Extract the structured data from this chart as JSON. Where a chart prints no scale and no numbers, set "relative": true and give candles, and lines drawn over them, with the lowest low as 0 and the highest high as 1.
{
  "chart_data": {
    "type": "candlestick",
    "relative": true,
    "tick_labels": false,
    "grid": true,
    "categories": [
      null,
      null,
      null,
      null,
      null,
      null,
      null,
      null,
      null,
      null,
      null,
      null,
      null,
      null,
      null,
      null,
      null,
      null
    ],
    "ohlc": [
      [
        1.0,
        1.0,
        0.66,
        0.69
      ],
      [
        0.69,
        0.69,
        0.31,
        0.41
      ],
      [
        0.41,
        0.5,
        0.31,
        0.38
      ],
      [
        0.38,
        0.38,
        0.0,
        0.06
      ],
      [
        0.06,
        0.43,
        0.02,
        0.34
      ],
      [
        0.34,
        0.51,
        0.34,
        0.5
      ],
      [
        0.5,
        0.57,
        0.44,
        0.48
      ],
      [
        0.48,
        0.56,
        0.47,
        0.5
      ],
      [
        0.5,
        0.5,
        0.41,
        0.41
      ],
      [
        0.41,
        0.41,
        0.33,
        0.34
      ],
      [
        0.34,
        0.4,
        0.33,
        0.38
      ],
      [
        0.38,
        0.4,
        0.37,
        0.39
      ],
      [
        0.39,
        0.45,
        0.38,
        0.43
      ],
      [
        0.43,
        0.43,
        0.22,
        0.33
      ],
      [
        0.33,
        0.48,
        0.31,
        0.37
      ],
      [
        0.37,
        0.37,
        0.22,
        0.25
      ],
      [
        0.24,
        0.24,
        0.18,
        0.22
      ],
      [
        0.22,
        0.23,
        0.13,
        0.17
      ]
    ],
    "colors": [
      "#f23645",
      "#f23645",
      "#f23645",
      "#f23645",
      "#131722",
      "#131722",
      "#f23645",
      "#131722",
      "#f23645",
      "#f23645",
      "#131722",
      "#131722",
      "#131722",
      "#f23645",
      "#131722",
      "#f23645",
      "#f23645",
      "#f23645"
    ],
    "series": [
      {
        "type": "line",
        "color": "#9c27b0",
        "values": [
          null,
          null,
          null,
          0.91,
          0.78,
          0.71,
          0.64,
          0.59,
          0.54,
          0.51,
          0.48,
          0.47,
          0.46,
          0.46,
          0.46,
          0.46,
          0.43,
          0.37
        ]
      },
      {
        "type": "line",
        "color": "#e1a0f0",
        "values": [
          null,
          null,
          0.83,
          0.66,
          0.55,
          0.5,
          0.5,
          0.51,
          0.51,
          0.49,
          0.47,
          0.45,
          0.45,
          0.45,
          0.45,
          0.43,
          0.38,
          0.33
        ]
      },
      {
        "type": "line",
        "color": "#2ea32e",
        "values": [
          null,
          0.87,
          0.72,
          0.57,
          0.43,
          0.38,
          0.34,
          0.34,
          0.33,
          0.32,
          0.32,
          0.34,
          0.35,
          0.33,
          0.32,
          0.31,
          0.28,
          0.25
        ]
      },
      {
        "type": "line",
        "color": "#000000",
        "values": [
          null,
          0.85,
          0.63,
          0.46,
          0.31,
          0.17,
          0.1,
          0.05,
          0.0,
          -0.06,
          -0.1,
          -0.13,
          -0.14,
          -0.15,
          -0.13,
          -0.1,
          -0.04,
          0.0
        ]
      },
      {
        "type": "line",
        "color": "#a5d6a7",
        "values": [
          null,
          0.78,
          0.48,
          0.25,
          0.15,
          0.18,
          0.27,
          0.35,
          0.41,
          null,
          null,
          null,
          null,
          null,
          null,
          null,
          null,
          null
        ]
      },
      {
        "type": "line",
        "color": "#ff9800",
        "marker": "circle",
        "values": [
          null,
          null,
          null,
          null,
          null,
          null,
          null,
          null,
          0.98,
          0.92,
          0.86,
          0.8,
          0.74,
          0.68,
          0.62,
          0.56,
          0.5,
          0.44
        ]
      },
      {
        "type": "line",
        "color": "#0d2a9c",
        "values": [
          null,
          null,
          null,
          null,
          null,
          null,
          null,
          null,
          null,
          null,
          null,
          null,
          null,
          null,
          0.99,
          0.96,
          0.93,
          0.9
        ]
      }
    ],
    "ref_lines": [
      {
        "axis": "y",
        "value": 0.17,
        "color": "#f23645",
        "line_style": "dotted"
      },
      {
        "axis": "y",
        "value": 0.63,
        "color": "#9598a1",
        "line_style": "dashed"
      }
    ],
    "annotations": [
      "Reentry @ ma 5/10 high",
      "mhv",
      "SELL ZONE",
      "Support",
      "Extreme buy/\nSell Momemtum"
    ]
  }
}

○ ○ ○

→ DIRECTIONS: Print all of the entries again, exactly as written.

→ REPLY TO THE TASK:
Extract the structured data from this chart as JSON. Where a chart prints no scale and no numbers, set "relative": true and give candles, and lines drawn over them, with the lowest low as 0 and the highest high as 1.
{
  "chart_data": {
    "type": "candlestick",
    "relative": true,
    "tick_labels": false,
    "grid": true,
    "categories": [
      null,
      null,
      null,
      null,
      null,
      null,
      null,
      null,
      null,
      null,
      null,
      null,
      null,
      null,
      null,
      null,
      null,
      null
    ],
    "ohlc": [
      [
        1.0,
        1.0,
        0.66,
        0.69
      ],
      [
        0.69,
        0.69,
        0.31,
        0.41
      ],
      [
        0.41,
        0.5,
        0.31,
        0.38
      ],
      [
        0.38,
        0.38,
        0.0,
        0.06
      ],
      [
        0.06,
        0.43,
        0.02,
        0.34
      ],
      [
        0.34,
        0.51,
        0.34,
        0.5
      ],
      [
        0.5,
        0.57,
        0.44,
        0.48
      ],
      [
        0.48,
        0.56,
        0.47,
        0.5
      ],
      [
        0.5,
        0.5,
        0.41,
        0.41
      ],
      [
        0.41,
        0.41,
        0.33,
        0.34
      ],
      [
        0.34,
        0.4,
        0.33,
        0.38
      ],
      [
        0.38,
        0.4,
        0.37,
        0.39
      ],
      [
        0.39,
        0.45,
        0.38,
        0.43
      ],
      [
        0.43,
        0.43,
        0.22,
        0.33
      ],
      [
        0.33,
        0.48,
        0.31,
        0.37
      ],
      [
        0.37,
        0.37,
        0.22,
        0.25
      ],
      [
        0.24,
        0.24,
        0.18,
        0.22
      ],
      [
        0.22,
        0.23,
        0.13,
        0.17
      ]
    ],
    "colors": [
      "#f23645",
      "#f23645",
      "#f23645",
      "#f23645",
      "#131722",
      "#131722",
      "#f23645",
      "#131722",
      "#f23645",
      "#f23645",
      "#131722",
      "#131722",
      "#131722",
      "#f23645",
      "#131722",
      "#f23645",
      "#f23645",
      "#f23645"
    ],
    "series": [
      {
        "type": "line",
        "color": "#9c27b0",
        "values": [
          null,
          null,
          null,
          0.91,
          0.78,
          0.71,
          0.64,
          0.59,
          0.54,
          0.51,
          0.48,
          0.47,
          0.46,
          0.46,
          0.46,
          0.46,
          0.43,
          0.37
        ]
      },
      {
        "type": "line",
        "color": "#e1a0f0",
        "values": [
          null,
          null,
          0.83,
          0.66,
          0.55,
          0.5,
          0.5,
          0.51,
          0.51,
          0.49,
          0.47,
          0.45,
          0.45,
          0.45,
          0.45,
          0.43,
          0.38,
          0.33
        ]
      },
      {
        "type": "line",
        "color": "#2ea32e",
        "values": [
          null,
          0.87,
          0.72,
          0.57,
          0.43,
          0.38,
          0.34,
          0.34,
          0.33,
          0.32,
          0.32,
          0.34,
          0.35,
          0.33,
          0.32,
          0.31,
          0.28,
          0.25
        ]
      },
      {
        "type": "line",
        "color": "#000000",
        "values": [
          null,
          0.85,
          0.63,
          0.46,
          0.31,
          0.17,
          0.1,
          0.05,
          0.0,
          -0.06,
          -0.1,
          -0.13,
          -0.14,
          -0.15,
          -0.13,
          -0.1,
          -0.04,
          0.0
        ]
      },
      {
        "type": "line",
        "color": "#a5d6a7",
        "values": [
          null,
          0.78,
          0.48,
          0.25,
          0.15,
          0.18,
          0.27,
          0.35,
          0.41,
          null,
          null,
          null,
          null,
          null,
          null,
          null,
          null,
          null
        ]
      },
      {
        "type": "line",
        "color": "#ff9800",
        "marker": "circle",
        "values": [
          null,
          null,
          null,
          null,
          null,
          null,
          null,
          null,
          0.98,
          0.92,
          0.86,
          0.8,
          0.74,
          0.68,
          0.62,
          0.56,
          0.5,
          0.44
        ]
      },
      {
        "type": "line",
        "color": "#0d2a9c",
        "values": [
          null,
          null,
          null,
          null,
          null,
          null,
          null,
          null,
          null,
          null,
          null,
          null,
          null,
          null,
          0.99,
          0.96,
          0.93,
          0.9
        ]
      }
    ],
    "ref_lines": [
      {
        "axis": "y",
        "value": 0.17,
        "color": "#f23645",
        "line_style": "dotted"
      },
      {
        "axis": "y",
        "value": 0.63,
        "color": "#9598a1",
        "line_style": "dashed"
      }
    ],
    "annotations": [
      "Reentry @ ma 5/10 high",
      "mhv",
      "SELL ZONE",
      "Support",
      "Extreme buy/\nSell Momemtum"
    ]
  }
}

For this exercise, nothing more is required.